** BEGIN DATA FOR THIS TASK **

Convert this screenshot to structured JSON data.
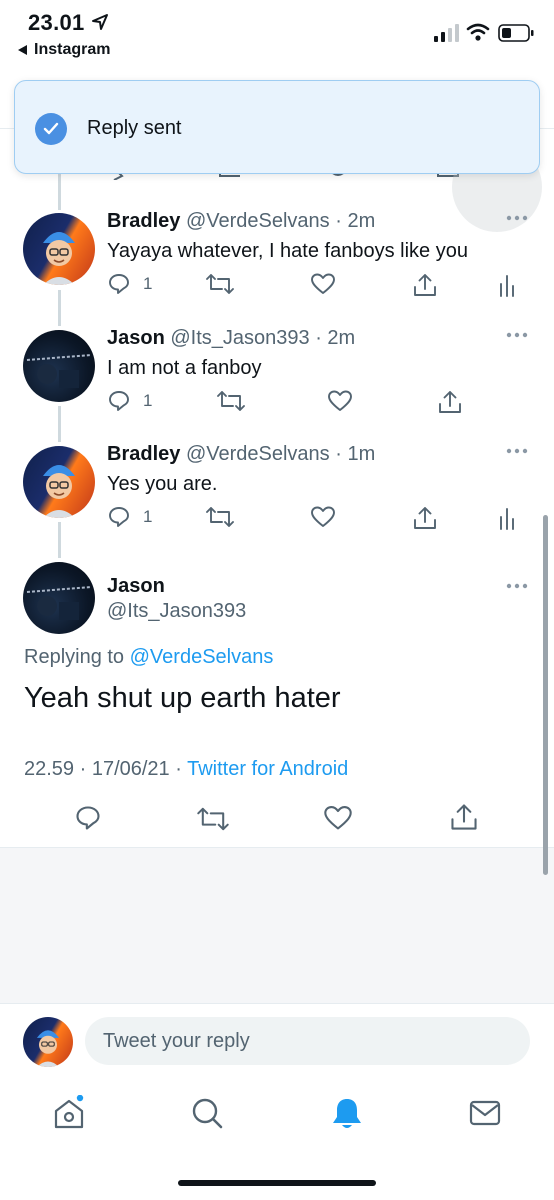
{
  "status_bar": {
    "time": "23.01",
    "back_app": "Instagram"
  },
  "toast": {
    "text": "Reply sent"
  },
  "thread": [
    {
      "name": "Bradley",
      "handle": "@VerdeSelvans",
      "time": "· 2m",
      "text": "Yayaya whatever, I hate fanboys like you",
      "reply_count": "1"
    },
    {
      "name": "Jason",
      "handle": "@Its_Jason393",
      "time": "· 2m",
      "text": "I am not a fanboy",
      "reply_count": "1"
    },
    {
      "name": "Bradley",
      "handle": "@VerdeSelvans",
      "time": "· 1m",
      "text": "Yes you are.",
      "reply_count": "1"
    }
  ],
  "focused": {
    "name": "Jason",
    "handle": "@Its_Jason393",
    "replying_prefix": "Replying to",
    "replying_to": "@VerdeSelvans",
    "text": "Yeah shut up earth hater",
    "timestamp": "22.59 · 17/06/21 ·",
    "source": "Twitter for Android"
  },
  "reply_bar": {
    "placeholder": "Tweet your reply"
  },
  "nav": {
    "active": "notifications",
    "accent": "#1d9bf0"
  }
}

** END DATA FOR THIS TASK **

▸ WHAT IS BEING ASKED:
Set down all the data again exactly as above, pictures excluded.

▸ EXPECTED ANSWER:
Convert this screenshot to structured JSON data.
{
  "status_bar": {
    "time": "23.01",
    "back_app": "Instagram"
  },
  "toast": {
    "text": "Reply sent"
  },
  "thread": [
    {
      "name": "Bradley",
      "handle": "@VerdeSelvans",
      "time": "· 2m",
      "text": "Yayaya whatever, I hate fanboys like you",
      "reply_count": "1"
    },
    {
      "name": "Jason",
      "handle": "@Its_Jason393",
      "time": "· 2m",
      "text": "I am not a fanboy",
      "reply_count": "1"
    },
    {
      "name": "Bradley",
      "handle": "@VerdeSelvans",
      "time": "· 1m",
      "text": "Yes you are.",
      "reply_count": "1"
    }
  ],
  "focused": {
    "name": "Jason",
    "handle": "@Its_Jason393",
    "replying_prefix": "Replying to",
    "replying_to": "@VerdeSelvans",
    "text": "Yeah shut up earth hater",
    "timestamp": "22.59 · 17/06/21 ·",
    "source": "Twitter for Android"
  },
  "reply_bar": {
    "placeholder": "Tweet your reply"
  },
  "nav": {
    "active": "notifications",
    "accent": "#1d9bf0"
  }
}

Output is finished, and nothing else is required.